§ **Direction**: Please determine how many lines of the material include the word "from", and respond with nothing but that number.
-*-*-
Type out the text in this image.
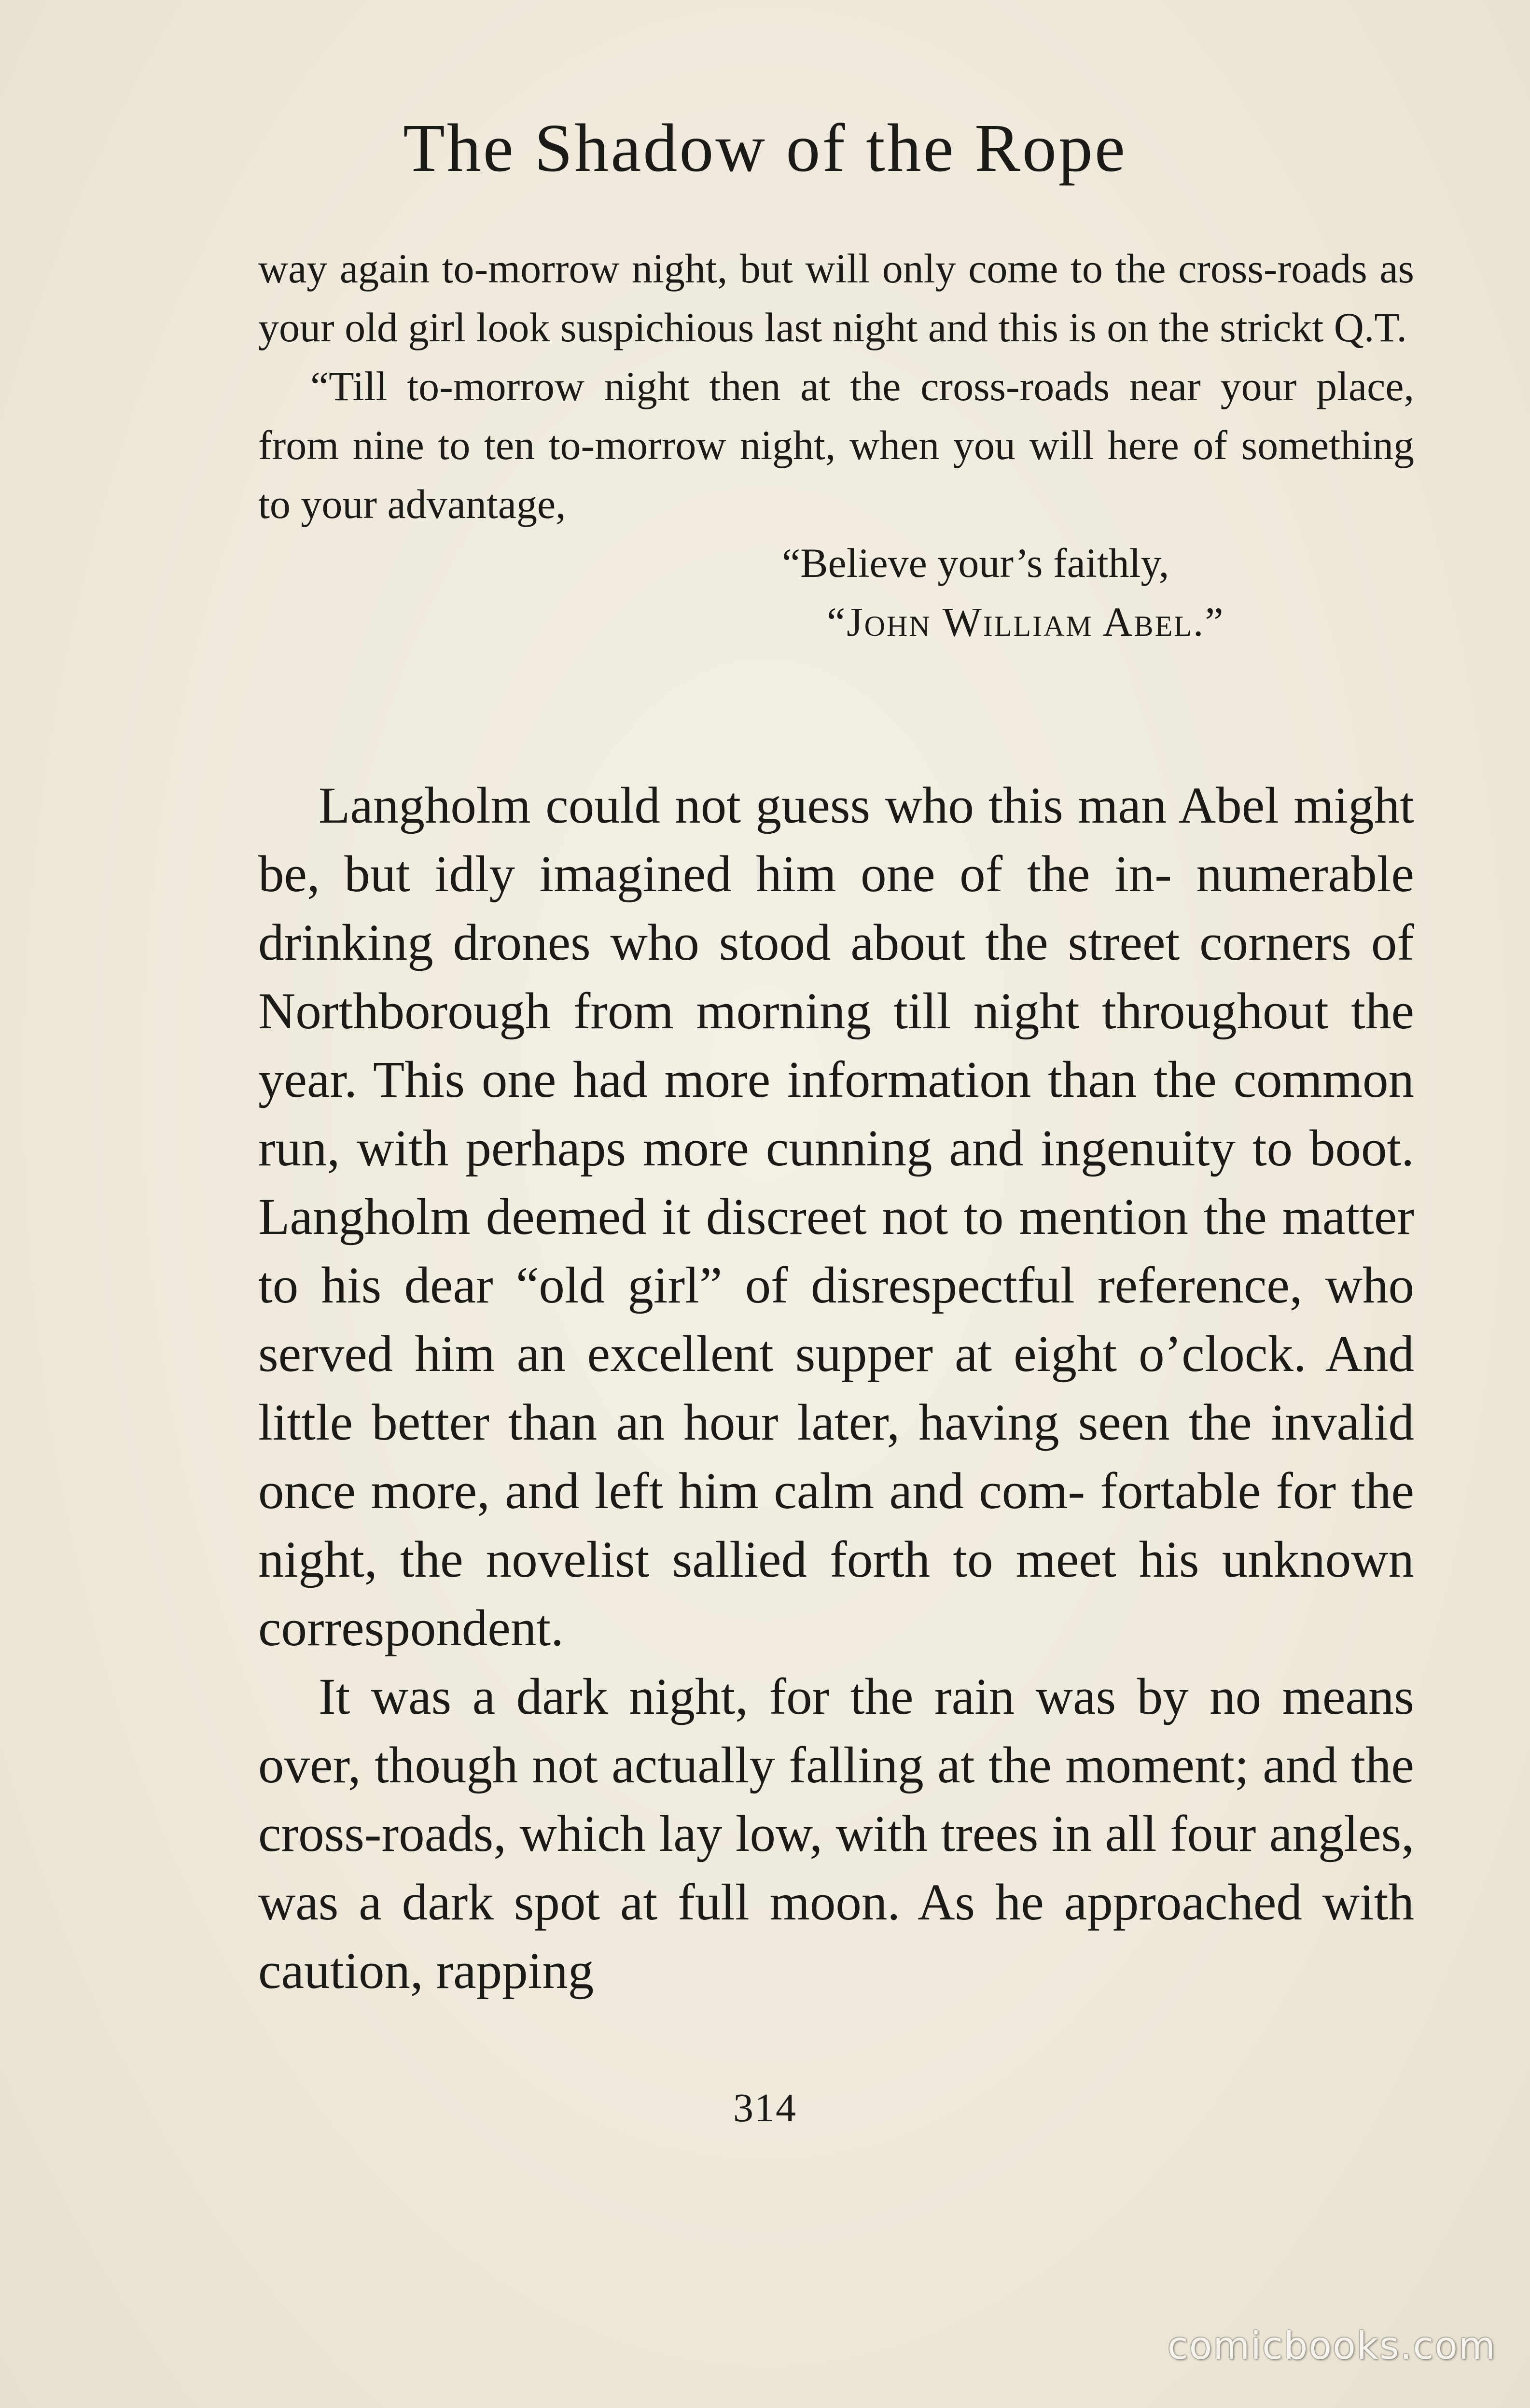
The Shadow of the Rope

way again to-morrow night, but will only come to the cross-roads as your old girl look suspichious last night and this is on the strickt Q.T.

“Till to-morrow night then at the cross-roads near your place, from nine to ten to-morrow night, when you will here of something to your advantage,

“Believe your’s faithly,

“John William Abel.”

Langholm could not guess who this man Abel might be, but idly imagined him one of the in- numerable drinking drones who stood about the street corners of Northborough from morning till night throughout the year. This one had more information than the common run, with perhaps more cunning and ingenuity to boot. Langholm deemed it discreet not to mention the matter to his dear “old girl” of disrespectful reference, who served him an excellent supper at eight o’clock. And little better than an hour later, having seen the invalid once more, and left him calm and com- fortable for the night, the novelist sallied forth to meet his unknown correspondent.

It was a dark night, for the rain was by no means over, though not actually falling at the moment; and the cross-roads, which lay low, with trees in all four angles, was a dark spot at full moon. As he approached with caution, rapping

314
comicbooks.com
-*-*-
§ **Answer for the task**: 2